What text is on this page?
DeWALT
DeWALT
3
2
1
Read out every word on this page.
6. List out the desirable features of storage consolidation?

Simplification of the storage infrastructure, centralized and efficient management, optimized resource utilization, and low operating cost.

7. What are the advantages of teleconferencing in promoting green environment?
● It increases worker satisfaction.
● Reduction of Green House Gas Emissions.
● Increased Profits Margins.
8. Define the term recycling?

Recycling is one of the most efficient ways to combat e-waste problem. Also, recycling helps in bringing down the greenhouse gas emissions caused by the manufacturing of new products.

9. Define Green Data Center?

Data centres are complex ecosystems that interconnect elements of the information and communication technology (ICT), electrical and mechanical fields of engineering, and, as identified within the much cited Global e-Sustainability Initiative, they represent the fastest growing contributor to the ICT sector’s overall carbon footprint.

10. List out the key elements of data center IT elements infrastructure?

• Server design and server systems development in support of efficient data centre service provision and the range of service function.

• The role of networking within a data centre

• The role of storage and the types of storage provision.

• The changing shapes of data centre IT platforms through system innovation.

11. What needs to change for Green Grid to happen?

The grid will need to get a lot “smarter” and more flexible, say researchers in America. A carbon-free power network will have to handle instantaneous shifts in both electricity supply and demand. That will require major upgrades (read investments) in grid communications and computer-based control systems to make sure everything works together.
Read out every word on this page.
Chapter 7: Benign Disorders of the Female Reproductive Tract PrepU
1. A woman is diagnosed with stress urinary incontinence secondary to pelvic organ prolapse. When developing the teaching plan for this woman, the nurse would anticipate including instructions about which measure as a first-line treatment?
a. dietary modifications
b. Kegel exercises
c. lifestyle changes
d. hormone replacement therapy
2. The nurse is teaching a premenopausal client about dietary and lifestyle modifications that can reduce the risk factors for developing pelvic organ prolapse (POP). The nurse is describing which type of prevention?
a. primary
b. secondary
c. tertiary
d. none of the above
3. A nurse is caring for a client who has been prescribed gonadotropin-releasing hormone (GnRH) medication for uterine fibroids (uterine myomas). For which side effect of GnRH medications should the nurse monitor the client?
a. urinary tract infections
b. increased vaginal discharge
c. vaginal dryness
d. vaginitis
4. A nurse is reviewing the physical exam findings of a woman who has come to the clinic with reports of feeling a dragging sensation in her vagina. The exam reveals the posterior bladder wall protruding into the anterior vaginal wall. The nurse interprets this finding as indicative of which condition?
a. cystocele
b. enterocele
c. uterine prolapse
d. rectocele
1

══════

*What you need to do:* Count every line of the material above that holds the string "urinary", then state only the total.

*Reply to the task:* 2